(Data entries)
..........
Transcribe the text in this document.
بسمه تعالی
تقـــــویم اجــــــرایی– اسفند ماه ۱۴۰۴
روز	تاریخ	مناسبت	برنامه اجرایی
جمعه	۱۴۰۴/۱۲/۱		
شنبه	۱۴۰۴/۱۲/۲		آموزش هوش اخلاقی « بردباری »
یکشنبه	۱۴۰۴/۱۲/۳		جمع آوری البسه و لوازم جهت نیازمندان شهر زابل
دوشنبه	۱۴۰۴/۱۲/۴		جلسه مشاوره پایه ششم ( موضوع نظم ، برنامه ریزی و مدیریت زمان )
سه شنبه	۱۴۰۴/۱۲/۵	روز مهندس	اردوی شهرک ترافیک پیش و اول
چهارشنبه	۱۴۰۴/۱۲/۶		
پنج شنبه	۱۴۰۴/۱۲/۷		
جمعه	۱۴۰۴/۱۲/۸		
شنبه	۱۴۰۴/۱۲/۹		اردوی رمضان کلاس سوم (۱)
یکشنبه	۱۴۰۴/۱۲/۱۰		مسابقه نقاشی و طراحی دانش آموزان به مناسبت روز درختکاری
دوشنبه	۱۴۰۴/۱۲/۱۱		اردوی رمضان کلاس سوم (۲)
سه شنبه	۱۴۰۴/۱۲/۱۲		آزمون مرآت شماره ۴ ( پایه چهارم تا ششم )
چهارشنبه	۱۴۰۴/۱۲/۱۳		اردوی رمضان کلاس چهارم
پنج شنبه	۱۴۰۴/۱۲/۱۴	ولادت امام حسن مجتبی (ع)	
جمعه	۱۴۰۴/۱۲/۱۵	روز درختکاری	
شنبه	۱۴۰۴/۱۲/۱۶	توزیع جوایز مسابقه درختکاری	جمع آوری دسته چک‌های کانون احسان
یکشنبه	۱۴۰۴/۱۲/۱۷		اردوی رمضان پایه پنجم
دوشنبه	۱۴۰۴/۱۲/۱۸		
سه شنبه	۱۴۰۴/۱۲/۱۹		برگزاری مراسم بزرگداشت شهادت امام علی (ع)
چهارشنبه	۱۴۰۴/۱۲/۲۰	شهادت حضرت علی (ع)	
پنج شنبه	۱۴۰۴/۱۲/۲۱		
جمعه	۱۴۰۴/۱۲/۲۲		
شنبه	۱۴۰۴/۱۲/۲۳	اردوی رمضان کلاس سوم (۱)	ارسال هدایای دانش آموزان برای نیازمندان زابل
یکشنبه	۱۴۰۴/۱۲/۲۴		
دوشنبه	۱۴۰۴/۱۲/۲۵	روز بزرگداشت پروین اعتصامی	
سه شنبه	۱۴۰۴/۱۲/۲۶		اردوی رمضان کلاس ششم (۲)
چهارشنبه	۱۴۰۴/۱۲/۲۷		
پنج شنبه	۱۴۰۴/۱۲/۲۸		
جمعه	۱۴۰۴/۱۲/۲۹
..........
Show the data once more, exactly as it was written.

*Finished exercise:*
Transcribe the text in this document.
بسمه تعالی
تقـــــویم اجــــــرایی– اسفند ماه ۱۴۰۴
روز	تاریخ	مناسبت	برنامه اجرایی
جمعه	۱۴۰۴/۱۲/۱		
شنبه	۱۴۰۴/۱۲/۲		آموزش هوش اخلاقی « بردباری »
یکشنبه	۱۴۰۴/۱۲/۳		جمع آوری البسه و لوازم جهت نیازمندان شهر زابل
دوشنبه	۱۴۰۴/۱۲/۴		جلسه مشاوره پایه ششم ( موضوع نظم ، برنامه ریزی و مدیریت زمان )
سه شنبه	۱۴۰۴/۱۲/۵	روز مهندس	اردوی شهرک ترافیک پیش و اول
چهارشنبه	۱۴۰۴/۱۲/۶		
پنج شنبه	۱۴۰۴/۱۲/۷		
جمعه	۱۴۰۴/۱۲/۸		
شنبه	۱۴۰۴/۱۲/۹		اردوی رمضان کلاس سوم (۱)
یکشنبه	۱۴۰۴/۱۲/۱۰		مسابقه نقاشی و طراحی دانش آموزان به مناسبت روز درختکاری
دوشنبه	۱۴۰۴/۱۲/۱۱		اردوی رمضان کلاس سوم (۲)
سه شنبه	۱۴۰۴/۱۲/۱۲		آزمون مرآت شماره ۴ ( پایه چهارم تا ششم )
چهارشنبه	۱۴۰۴/۱۲/۱۳		اردوی رمضان کلاس چهارم
پنج شنبه	۱۴۰۴/۱۲/۱۴	ولادت امام حسن مجتبی (ع)	
جمعه	۱۴۰۴/۱۲/۱۵	روز درختکاری	
شنبه	۱۴۰۴/۱۲/۱۶	توزیع جوایز مسابقه درختکاری	جمع آوری دسته چک‌های کانون احسان
یکشنبه	۱۴۰۴/۱۲/۱۷		اردوی رمضان پایه پنجم
دوشنبه	۱۴۰۴/۱۲/۱۸		
سه شنبه	۱۴۰۴/۱۲/۱۹		برگزاری مراسم بزرگداشت شهادت امام علی (ع)
چهارشنبه	۱۴۰۴/۱۲/۲۰	شهادت حضرت علی (ع)	
پنج شنبه	۱۴۰۴/۱۲/۲۱		
جمعه	۱۴۰۴/۱۲/۲۲		
شنبه	۱۴۰۴/۱۲/۲۳	اردوی رمضان کلاس سوم (۱)	ارسال هدایای دانش آموزان برای نیازمندان زابل
یکشنبه	۱۴۰۴/۱۲/۲۴		
دوشنبه	۱۴۰۴/۱۲/۲۵	روز بزرگداشت پروین اعتصامی	
سه شنبه	۱۴۰۴/۱۲/۲۶		اردوی رمضان کلاس ششم (۲)
چهارشنبه	۱۴۰۴/۱۲/۲۷		
پنج شنبه	۱۴۰۴/۱۲/۲۸		
جمعه	۱۴۰۴/۱۲/۲۹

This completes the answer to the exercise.